▶ **GIVEN TASK**
Every line of the material is to be quoted verbatim, minus the pictures.

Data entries
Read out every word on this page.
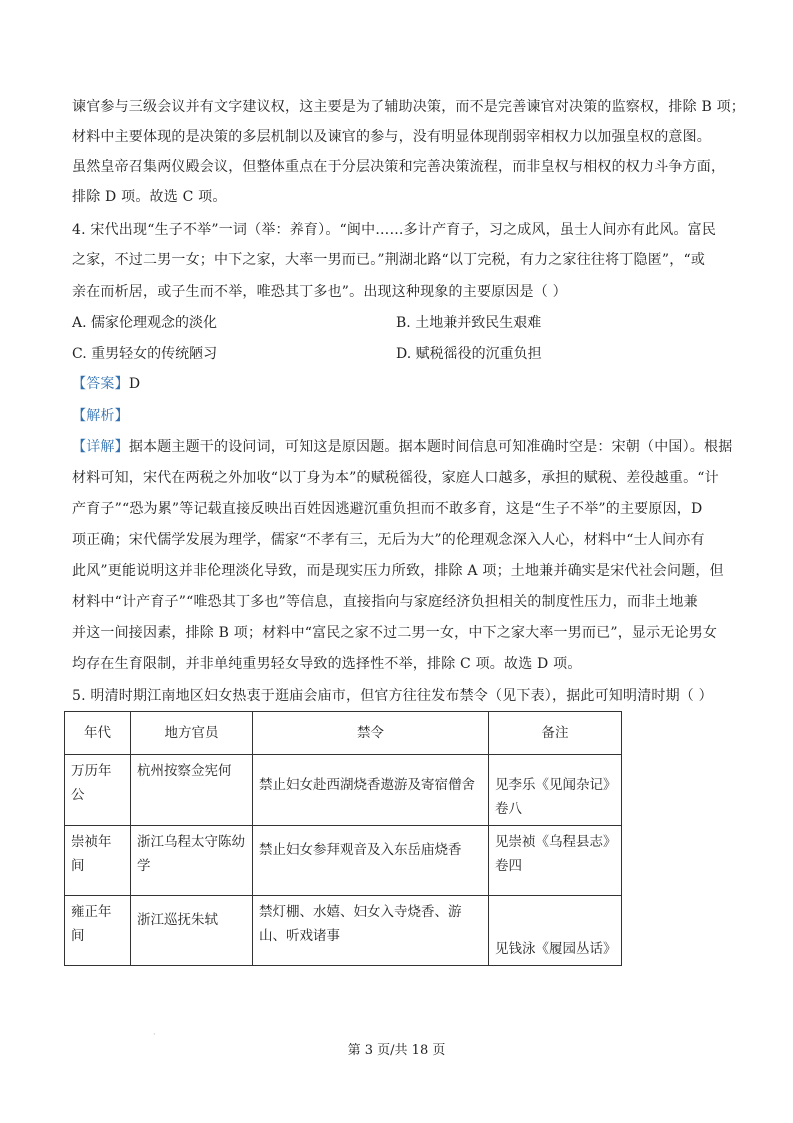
谏官参与三级会议并有文字建议权，这主要是为了辅助决策，而不是完善谏官对决策的监察权，排除 B 项；
材料中主要体现的是决策的多层机制以及谏官的参与，没有明显体现削弱宰相权力以加强皇权的意图。
虽然皇帝召集两仪殿会议，但整体重点在于分层决策和完善决策流程，而非皇权与相权的权力斗争方面，
排除 D 项。故选 C 项。
4. 宋代出现“生子不举”一词（举：养育）。“闽中……多计产育子，习之成风，虽士人间亦有此风。富民
之家，不过二男一女；中下之家，大率一男而已。”荆湖北路“以丁完税，有力之家往往将丁隐匿”，“或
亲在而析居，或子生而不举，唯恐其丁多也”。出现这种现象的主要原因是（ ）
A. 儒家伦理观念的淡化	B. 土地兼并致民生艰难
C. 重男轻女的传统陋习	D. 赋税徭役的沉重负担
【答案】D
【解析】
【详解】据本题主题干的设问词，可知这是原因题。据本题时间信息可知准确时空是：宋朝（中国）。根据
材料可知，宋代在两税之外加收“以丁身为本”的赋税徭役，家庭人口越多，承担的赋税、差役越重。“计
产育子”“恐为累”等记载直接反映出百姓因逃避沉重负担而不敢多育，这是“生子不举”的主要原因，D
项正确；宋代儒学发展为理学，儒家“不孝有三，无后为大”的伦理观念深入人心，材料中“士人间亦有
此风”更能说明这并非伦理淡化导致，而是现实压力所致，排除 A 项；土地兼并确实是宋代社会问题，但
材料中“计产育子”“唯恐其丁多也”等信息，直接指向与家庭经济负担相关的制度性压力，而非土地兼
并这一间接因素，排除 B 项；材料中“富民之家不过二男一女，中下之家大率一男而已”，显示无论男女
均存在生育限制，并非单纯重男轻女导致的选择性不举，排除 C 项。故选 D 项。
5. 明清时期江南地区妇女热衷于逛庙会庙市，但官方往往发布禁令（见下表），据此可知明清时期（ ）
年代	地方官员	禁令	备注
万历年公	杭州按察佥宪何	禁止妇女赴西湖烧香遨游及寄宿僧舍	见李乐《见闻杂记》卷八
崇祯年间	浙江乌程太守陈幼学	禁止妇女参拜观音及入东岳庙烧香	见崇祯《乌程县志》卷四
雍正年间	浙江巡抚朱轼	禁灯棚、水嬉、妇女入寺烧香、游山、听戏诸事	见钱泳《履园丛话》
·
第 3 页/共 18 页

▶ **FINISHED TASK**
Read out every word on this page.
谏官参与三级会议并有文字建议权，这主要是为了辅助决策，而不是完善谏官对决策的监察权，排除 B 项；
材料中主要体现的是决策的多层机制以及谏官的参与，没有明显体现削弱宰相权力以加强皇权的意图。
虽然皇帝召集两仪殿会议，但整体重点在于分层决策和完善决策流程，而非皇权与相权的权力斗争方面，
排除 D 项。故选 C 项。
4. 宋代出现“生子不举”一词（举：养育）。“闽中……多计产育子，习之成风，虽士人间亦有此风。富民
之家，不过二男一女；中下之家，大率一男而已。”荆湖北路“以丁完税，有力之家往往将丁隐匿”，“或
亲在而析居，或子生而不举，唯恐其丁多也”。出现这种现象的主要原因是（ ）
A. 儒家伦理观念的淡化	B. 土地兼并致民生艰难
C. 重男轻女的传统陋习	D. 赋税徭役的沉重负担
【答案】D
【解析】
【详解】据本题主题干的设问词，可知这是原因题。据本题时间信息可知准确时空是：宋朝（中国）。根据
材料可知，宋代在两税之外加收“以丁身为本”的赋税徭役，家庭人口越多，承担的赋税、差役越重。“计
产育子”“恐为累”等记载直接反映出百姓因逃避沉重负担而不敢多育，这是“生子不举”的主要原因，D
项正确；宋代儒学发展为理学，儒家“不孝有三，无后为大”的伦理观念深入人心，材料中“士人间亦有
此风”更能说明这并非伦理淡化导致，而是现实压力所致，排除 A 项；土地兼并确实是宋代社会问题，但
材料中“计产育子”“唯恐其丁多也”等信息，直接指向与家庭经济负担相关的制度性压力，而非土地兼
并这一间接因素，排除 B 项；材料中“富民之家不过二男一女，中下之家大率一男而已”，显示无论男女
均存在生育限制，并非单纯重男轻女导致的选择性不举，排除 C 项。故选 D 项。
5. 明清时期江南地区妇女热衷于逛庙会庙市，但官方往往发布禁令（见下表），据此可知明清时期（ ）
年代	地方官员	禁令	备注
万历年公	杭州按察佥宪何	禁止妇女赴西湖烧香遨游及寄宿僧舍	见李乐《见闻杂记》卷八
崇祯年间	浙江乌程太守陈幼学	禁止妇女参拜观音及入东岳庙烧香	见崇祯《乌程县志》卷四
雍正年间	浙江巡抚朱轼	禁灯棚、水嬉、妇女入寺烧香、游山、听戏诸事	见钱泳《履园丛话》
·
第 3 页/共 18 页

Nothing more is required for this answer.